→ **Task directions**:
Copy down every line where the string "title" shows up.

Start of Entries provided

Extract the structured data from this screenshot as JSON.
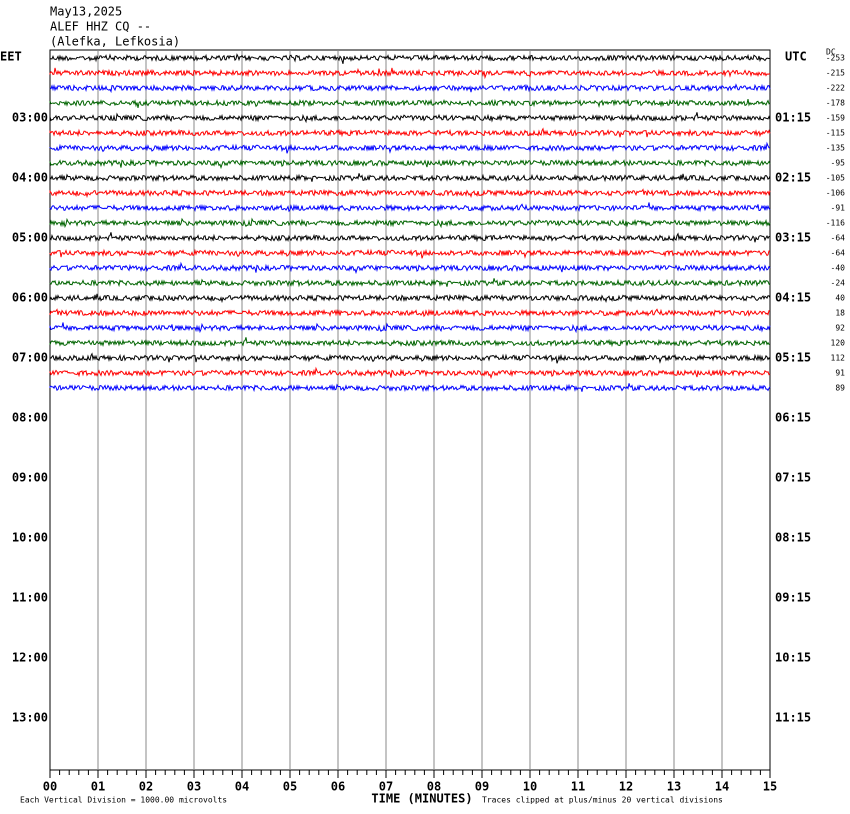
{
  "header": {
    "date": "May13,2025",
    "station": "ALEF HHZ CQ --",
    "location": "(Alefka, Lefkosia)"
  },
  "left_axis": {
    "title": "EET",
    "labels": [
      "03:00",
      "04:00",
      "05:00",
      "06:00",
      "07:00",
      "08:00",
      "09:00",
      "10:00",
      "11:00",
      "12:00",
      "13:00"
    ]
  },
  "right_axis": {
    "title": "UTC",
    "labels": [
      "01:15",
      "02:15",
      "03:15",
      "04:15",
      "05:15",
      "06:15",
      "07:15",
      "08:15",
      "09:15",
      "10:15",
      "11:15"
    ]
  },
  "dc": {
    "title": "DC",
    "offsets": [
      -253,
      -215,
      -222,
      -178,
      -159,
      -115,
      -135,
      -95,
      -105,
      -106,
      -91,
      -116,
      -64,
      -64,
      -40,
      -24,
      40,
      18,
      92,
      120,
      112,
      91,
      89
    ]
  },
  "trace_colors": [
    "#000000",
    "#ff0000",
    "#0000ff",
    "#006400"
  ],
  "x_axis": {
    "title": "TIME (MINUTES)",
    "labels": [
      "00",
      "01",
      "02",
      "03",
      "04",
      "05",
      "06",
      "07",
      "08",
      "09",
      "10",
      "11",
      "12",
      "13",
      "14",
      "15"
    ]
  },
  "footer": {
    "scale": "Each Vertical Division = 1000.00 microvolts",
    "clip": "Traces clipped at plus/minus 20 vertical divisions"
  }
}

End of Entries provided

→ **Solution for this problem**:
    "title": "EET",
    "title": "UTC",
    "title": "DC",
    "title": "TIME (MINUTES)",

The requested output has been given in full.